- Records:
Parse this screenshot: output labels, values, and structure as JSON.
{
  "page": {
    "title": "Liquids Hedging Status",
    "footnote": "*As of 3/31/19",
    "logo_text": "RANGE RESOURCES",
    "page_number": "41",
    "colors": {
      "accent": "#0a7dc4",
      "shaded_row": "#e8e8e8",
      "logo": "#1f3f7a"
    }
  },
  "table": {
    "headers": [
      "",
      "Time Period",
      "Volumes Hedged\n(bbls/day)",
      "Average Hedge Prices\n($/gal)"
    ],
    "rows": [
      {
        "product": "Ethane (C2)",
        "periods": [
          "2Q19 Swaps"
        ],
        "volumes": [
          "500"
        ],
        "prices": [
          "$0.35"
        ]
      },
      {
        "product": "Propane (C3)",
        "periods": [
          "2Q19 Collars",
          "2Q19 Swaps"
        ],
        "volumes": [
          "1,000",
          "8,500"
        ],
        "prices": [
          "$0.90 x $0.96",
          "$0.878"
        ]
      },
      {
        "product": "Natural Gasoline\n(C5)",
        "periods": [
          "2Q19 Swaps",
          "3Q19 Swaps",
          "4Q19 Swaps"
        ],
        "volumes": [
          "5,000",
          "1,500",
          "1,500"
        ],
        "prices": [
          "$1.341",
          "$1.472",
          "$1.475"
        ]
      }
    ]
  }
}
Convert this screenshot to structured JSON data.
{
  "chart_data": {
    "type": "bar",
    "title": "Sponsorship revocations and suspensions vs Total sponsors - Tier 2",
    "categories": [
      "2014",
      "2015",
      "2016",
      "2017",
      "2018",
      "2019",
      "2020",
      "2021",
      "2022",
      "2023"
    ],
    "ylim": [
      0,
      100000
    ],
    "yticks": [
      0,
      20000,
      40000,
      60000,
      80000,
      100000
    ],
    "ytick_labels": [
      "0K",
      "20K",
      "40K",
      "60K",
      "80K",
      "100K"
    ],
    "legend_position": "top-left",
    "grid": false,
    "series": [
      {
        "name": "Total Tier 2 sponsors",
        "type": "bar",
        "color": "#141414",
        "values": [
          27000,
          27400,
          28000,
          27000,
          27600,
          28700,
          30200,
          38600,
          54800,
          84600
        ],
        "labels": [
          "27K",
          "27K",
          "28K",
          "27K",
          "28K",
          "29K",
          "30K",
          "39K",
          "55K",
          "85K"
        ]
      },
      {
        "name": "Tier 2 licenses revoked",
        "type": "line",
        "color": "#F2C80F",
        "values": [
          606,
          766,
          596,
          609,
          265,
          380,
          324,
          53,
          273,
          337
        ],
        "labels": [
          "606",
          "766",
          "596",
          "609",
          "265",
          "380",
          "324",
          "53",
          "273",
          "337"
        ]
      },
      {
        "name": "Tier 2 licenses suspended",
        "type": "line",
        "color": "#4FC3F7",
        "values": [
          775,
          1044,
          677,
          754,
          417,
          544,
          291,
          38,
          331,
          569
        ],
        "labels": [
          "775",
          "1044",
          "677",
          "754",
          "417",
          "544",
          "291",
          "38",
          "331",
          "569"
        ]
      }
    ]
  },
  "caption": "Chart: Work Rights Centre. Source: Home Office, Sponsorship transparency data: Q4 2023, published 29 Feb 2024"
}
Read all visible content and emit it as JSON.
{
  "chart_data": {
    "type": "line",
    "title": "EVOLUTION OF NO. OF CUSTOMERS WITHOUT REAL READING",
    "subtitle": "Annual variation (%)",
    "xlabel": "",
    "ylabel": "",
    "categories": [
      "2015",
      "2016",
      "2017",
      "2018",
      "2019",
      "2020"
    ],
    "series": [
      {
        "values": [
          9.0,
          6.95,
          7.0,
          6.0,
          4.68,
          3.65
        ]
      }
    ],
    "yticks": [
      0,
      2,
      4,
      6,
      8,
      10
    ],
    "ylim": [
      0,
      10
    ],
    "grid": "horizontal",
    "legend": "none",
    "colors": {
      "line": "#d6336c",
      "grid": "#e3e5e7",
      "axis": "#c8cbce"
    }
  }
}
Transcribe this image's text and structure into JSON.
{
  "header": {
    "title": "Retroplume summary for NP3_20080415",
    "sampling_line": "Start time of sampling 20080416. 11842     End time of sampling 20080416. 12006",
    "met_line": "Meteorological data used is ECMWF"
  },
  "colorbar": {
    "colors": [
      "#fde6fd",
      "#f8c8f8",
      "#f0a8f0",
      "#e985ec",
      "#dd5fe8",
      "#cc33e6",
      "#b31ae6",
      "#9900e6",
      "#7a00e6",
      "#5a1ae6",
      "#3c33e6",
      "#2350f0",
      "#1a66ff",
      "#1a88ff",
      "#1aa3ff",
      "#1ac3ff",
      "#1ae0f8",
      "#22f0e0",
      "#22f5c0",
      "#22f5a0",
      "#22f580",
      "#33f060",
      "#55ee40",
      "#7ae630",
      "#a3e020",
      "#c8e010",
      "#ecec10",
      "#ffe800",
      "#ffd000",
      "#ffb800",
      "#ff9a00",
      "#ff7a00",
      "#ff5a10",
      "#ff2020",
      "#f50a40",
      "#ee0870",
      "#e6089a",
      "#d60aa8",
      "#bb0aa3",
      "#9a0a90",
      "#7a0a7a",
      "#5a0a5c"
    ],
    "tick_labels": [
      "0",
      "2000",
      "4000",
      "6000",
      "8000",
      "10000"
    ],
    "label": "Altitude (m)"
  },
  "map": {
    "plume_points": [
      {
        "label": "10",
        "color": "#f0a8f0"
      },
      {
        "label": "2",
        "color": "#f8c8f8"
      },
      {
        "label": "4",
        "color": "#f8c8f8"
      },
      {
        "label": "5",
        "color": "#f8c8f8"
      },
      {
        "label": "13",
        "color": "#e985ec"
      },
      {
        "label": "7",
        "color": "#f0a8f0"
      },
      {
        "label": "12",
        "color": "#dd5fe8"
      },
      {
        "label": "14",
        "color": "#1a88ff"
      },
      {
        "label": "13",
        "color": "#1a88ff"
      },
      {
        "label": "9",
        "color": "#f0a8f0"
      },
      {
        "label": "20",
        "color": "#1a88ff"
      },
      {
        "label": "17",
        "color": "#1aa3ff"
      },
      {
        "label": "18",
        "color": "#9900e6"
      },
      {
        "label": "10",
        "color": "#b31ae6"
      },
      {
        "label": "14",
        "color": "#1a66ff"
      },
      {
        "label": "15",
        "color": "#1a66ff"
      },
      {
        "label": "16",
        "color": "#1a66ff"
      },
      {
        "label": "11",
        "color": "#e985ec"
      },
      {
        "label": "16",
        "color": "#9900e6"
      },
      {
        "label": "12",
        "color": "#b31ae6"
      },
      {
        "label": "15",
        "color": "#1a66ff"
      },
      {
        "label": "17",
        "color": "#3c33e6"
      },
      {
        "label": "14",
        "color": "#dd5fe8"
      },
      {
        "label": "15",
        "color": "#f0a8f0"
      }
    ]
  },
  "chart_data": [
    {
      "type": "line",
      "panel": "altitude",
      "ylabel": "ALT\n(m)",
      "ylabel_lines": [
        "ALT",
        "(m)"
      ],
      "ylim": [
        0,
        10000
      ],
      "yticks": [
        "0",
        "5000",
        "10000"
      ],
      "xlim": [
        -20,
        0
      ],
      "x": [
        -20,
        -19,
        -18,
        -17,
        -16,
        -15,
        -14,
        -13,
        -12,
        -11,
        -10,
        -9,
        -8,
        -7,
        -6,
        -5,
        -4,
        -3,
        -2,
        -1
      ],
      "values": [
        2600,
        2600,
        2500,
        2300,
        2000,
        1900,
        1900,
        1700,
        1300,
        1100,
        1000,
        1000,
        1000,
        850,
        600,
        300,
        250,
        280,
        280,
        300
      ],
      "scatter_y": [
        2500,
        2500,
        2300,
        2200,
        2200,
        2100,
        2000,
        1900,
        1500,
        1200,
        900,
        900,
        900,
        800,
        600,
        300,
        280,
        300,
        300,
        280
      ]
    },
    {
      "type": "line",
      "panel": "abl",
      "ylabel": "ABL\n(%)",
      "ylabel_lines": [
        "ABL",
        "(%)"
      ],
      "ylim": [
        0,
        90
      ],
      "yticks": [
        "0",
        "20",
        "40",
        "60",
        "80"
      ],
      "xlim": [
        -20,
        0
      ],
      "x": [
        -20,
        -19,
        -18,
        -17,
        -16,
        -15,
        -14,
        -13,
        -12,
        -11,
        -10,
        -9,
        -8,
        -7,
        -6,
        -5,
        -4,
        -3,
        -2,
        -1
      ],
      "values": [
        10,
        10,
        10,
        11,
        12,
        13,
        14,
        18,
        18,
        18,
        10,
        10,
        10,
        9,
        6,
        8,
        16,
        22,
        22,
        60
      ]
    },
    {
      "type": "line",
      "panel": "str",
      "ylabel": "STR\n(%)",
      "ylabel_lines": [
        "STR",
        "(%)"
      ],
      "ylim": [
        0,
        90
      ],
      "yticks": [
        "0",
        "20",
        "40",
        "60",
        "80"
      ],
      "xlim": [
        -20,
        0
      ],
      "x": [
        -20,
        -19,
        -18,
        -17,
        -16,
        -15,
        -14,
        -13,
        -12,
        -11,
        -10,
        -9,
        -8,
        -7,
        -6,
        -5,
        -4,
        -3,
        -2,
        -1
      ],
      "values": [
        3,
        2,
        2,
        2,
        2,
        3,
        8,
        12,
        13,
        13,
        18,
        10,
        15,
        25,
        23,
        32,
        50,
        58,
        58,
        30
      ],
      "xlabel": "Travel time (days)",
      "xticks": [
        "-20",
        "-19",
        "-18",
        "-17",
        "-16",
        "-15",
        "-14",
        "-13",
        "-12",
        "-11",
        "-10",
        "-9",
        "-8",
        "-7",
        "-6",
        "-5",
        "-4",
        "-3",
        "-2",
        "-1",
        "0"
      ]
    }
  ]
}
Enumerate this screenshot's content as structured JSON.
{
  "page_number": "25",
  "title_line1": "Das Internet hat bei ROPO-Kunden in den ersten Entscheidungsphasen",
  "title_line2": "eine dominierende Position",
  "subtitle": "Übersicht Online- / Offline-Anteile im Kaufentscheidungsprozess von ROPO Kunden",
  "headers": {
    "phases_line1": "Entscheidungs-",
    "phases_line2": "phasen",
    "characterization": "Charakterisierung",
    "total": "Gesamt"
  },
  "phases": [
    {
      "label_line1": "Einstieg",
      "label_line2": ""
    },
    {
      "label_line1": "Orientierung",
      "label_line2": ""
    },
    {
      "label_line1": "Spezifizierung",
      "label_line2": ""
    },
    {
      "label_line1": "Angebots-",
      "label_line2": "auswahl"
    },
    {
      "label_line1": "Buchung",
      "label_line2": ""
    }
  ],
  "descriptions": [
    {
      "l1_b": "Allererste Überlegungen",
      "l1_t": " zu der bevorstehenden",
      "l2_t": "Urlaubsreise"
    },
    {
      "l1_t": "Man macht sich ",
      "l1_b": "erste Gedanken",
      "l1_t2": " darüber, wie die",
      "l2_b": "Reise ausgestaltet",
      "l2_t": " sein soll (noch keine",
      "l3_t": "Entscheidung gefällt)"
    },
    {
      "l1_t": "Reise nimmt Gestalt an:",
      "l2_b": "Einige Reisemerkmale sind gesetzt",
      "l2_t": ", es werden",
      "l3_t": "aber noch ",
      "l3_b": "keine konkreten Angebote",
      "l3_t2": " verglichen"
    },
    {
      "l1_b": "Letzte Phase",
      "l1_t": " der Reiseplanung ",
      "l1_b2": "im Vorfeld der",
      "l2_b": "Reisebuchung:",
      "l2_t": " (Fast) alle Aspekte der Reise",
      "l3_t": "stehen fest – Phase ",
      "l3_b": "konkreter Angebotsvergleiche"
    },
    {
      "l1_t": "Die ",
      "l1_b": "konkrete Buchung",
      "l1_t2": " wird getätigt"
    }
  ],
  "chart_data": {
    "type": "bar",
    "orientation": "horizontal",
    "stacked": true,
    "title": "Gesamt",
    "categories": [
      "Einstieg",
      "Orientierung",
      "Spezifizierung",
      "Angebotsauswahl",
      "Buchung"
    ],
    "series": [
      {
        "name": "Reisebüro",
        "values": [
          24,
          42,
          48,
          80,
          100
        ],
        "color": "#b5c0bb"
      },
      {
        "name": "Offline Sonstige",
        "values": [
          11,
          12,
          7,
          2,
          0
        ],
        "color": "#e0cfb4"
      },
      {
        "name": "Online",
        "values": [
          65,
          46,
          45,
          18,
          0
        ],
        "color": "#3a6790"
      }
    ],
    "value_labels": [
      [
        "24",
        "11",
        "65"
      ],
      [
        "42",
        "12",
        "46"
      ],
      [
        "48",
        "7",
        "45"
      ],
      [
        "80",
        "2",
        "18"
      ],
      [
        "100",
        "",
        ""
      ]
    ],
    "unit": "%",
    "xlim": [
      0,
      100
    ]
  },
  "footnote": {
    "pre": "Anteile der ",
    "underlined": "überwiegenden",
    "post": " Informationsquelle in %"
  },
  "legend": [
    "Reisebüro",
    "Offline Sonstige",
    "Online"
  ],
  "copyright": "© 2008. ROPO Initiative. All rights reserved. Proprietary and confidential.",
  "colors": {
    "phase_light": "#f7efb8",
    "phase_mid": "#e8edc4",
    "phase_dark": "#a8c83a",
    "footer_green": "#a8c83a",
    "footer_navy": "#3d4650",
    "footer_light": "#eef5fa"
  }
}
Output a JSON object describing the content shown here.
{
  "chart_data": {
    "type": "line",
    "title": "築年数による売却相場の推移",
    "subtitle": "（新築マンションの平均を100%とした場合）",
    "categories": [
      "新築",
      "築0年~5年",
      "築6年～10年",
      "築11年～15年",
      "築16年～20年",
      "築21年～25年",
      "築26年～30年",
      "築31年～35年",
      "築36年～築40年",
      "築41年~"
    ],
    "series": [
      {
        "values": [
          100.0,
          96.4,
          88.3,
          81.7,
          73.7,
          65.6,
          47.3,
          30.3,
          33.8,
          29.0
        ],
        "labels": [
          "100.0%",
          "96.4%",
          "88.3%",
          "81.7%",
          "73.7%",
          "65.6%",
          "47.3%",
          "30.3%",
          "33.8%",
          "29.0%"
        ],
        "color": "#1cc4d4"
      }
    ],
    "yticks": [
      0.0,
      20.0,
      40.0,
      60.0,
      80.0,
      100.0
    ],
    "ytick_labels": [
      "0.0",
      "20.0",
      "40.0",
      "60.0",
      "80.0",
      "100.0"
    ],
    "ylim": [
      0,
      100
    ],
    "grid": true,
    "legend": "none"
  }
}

- Instructions for the task: Your task is to collect every line above that contains the word "product".

- Completed exercise:
        "product": "Ethane (C2)",
        "product": "Propane (C3)",
        "product": "Natural Gasoline\n(C5)",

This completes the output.